┌─ The data

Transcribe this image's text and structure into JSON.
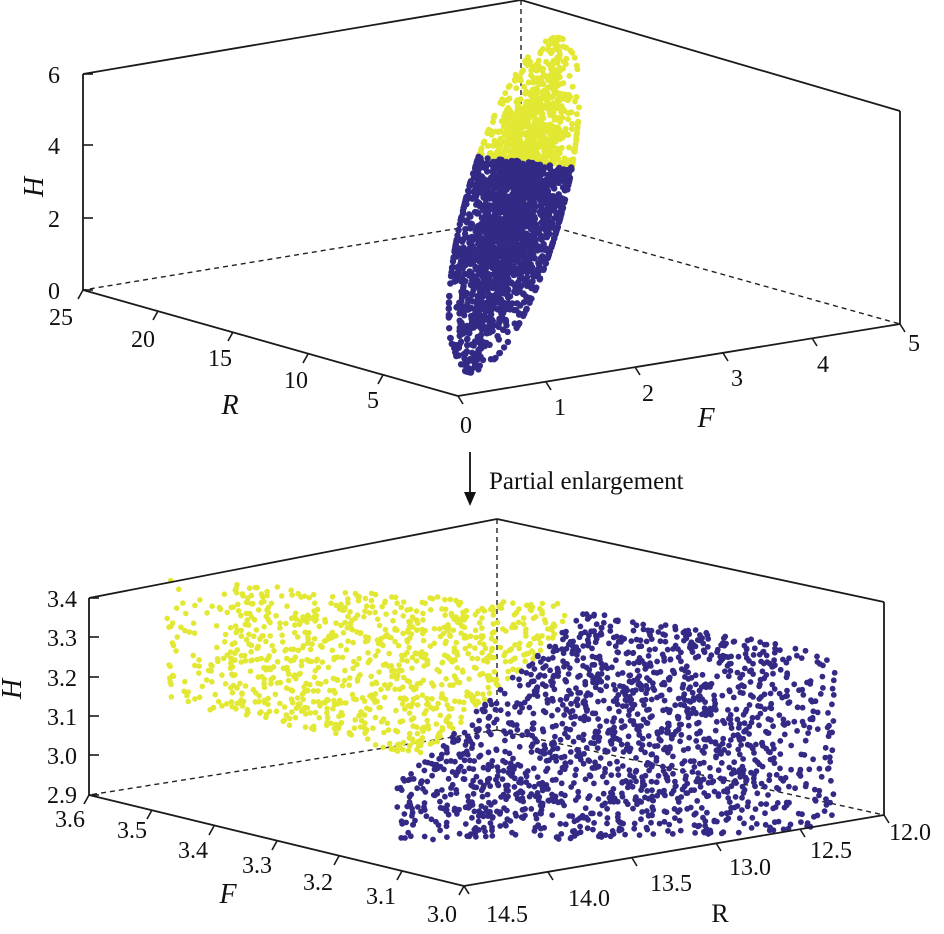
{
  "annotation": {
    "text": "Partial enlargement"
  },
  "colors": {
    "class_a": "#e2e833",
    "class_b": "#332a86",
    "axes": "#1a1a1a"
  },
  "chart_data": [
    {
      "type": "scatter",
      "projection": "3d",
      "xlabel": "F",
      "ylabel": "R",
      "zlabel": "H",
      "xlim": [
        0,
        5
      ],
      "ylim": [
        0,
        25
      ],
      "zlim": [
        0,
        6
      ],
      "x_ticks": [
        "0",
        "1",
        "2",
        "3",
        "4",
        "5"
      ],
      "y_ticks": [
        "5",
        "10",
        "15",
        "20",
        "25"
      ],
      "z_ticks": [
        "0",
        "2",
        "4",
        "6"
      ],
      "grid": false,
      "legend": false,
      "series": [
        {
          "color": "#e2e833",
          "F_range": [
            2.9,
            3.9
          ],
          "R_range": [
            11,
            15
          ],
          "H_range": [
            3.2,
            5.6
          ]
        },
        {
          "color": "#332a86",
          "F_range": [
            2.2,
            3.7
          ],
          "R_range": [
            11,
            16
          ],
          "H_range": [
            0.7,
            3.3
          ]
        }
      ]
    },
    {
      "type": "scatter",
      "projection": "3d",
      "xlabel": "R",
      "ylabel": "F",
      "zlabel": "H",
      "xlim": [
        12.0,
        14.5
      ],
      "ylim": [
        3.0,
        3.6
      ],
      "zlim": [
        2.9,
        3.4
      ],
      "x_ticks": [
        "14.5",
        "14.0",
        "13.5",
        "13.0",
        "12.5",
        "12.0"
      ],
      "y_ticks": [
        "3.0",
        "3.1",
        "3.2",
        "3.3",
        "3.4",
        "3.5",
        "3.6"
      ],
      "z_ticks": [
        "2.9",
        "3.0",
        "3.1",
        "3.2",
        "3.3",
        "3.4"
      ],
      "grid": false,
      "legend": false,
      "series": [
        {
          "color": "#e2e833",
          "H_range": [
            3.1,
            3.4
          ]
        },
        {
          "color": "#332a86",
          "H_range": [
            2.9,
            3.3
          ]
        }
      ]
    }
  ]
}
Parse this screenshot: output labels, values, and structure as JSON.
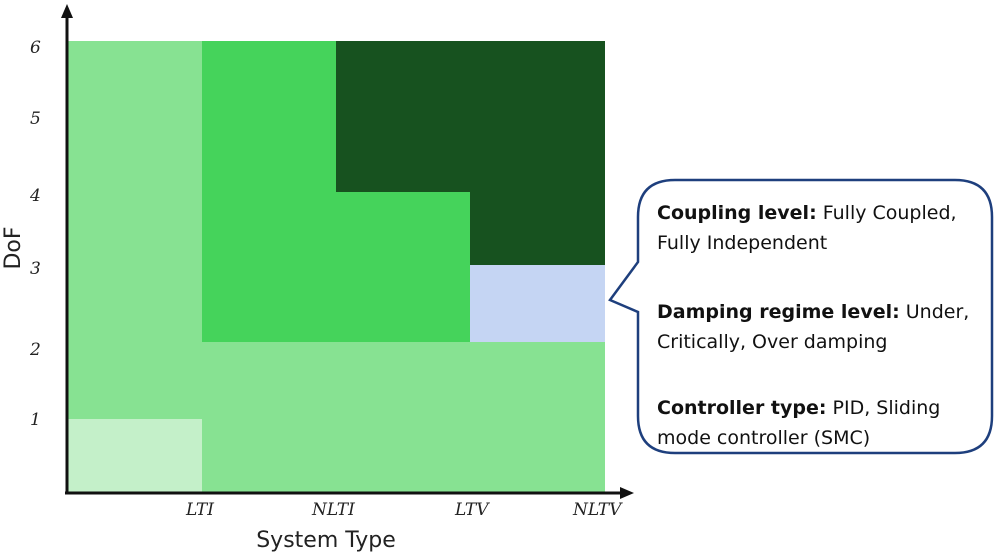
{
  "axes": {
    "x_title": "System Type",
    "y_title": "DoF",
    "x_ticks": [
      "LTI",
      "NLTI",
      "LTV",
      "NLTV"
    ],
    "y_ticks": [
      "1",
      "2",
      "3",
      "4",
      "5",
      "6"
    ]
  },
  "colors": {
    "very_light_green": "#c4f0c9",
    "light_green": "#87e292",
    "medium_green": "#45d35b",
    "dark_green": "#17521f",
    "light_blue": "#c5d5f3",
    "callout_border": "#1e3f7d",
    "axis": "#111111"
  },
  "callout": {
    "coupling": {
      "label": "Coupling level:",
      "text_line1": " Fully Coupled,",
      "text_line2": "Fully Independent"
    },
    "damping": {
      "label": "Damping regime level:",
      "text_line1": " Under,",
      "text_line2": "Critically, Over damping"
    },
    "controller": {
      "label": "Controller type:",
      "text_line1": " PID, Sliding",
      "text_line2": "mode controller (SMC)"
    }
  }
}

└─

Given task:
All of the entries need to be transcribed word for word; pictures are left out.

Result of this exercise:
Transcribe this image's text and structure into JSON.
{
  "annotation": {
    "text": "Partial enlargement"
  },
  "colors": {
    "class_a": "#e2e833",
    "class_b": "#332a86",
    "axes": "#1a1a1a"
  },
  "chart_data": [
    {
      "type": "scatter",
      "projection": "3d",
      "xlabel": "F",
      "ylabel": "R",
      "zlabel": "H",
      "xlim": [
        0,
        5
      ],
      "ylim": [
        0,
        25
      ],
      "zlim": [
        0,
        6
      ],
      "x_ticks": [
        "0",
        "1",
        "2",
        "3",
        "4",
        "5"
      ],
      "y_ticks": [
        "5",
        "10",
        "15",
        "20",
        "25"
      ],
      "z_ticks": [
        "0",
        "2",
        "4",
        "6"
      ],
      "grid": false,
      "legend": false,
      "series": [
        {
          "color": "#e2e833",
          "F_range": [
            2.9,
            3.9
          ],
          "R_range": [
            11,
            15
          ],
          "H_range": [
            3.2,
            5.6
          ]
        },
        {
          "color": "#332a86",
          "F_range": [
            2.2,
            3.7
          ],
          "R_range": [
            11,
            16
          ],
          "H_range": [
            0.7,
            3.3
          ]
        }
      ]
    },
    {
      "type": "scatter",
      "projection": "3d",
      "xlabel": "R",
      "ylabel": "F",
      "zlabel": "H",
      "xlim": [
        12.0,
        14.5
      ],
      "ylim": [
        3.0,
        3.6
      ],
      "zlim": [
        2.9,
        3.4
      ],
      "x_ticks": [
        "14.5",
        "14.0",
        "13.5",
        "13.0",
        "12.5",
        "12.0"
      ],
      "y_ticks": [
        "3.0",
        "3.1",
        "3.2",
        "3.3",
        "3.4",
        "3.5",
        "3.6"
      ],
      "z_ticks": [
        "2.9",
        "3.0",
        "3.1",
        "3.2",
        "3.3",
        "3.4"
      ],
      "grid": false,
      "legend": false,
      "series": [
        {
          "color": "#e2e833",
          "H_range": [
            3.1,
            3.4
          ]
        },
        {
          "color": "#332a86",
          "H_range": [
            2.9,
            3.3
          ]
        }
      ]
    }
  ]
}
Parse this screenshot: output labels, values, and structure as JSON.
{
  "axes": {
    "x_title": "System Type",
    "y_title": "DoF",
    "x_ticks": [
      "LTI",
      "NLTI",
      "LTV",
      "NLTV"
    ],
    "y_ticks": [
      "1",
      "2",
      "3",
      "4",
      "5",
      "6"
    ]
  },
  "colors": {
    "very_light_green": "#c4f0c9",
    "light_green": "#87e292",
    "medium_green": "#45d35b",
    "dark_green": "#17521f",
    "light_blue": "#c5d5f3",
    "callout_border": "#1e3f7d",
    "axis": "#111111"
  },
  "callout": {
    "coupling": {
      "label": "Coupling level:",
      "text_line1": " Fully Coupled,",
      "text_line2": "Fully Independent"
    },
    "damping": {
      "label": "Damping regime level:",
      "text_line1": " Under,",
      "text_line2": "Critically, Over damping"
    },
    "controller": {
      "label": "Controller type:",
      "text_line1": " PID, Sliding",
      "text_line2": "mode controller (SMC)"
    }
  }
}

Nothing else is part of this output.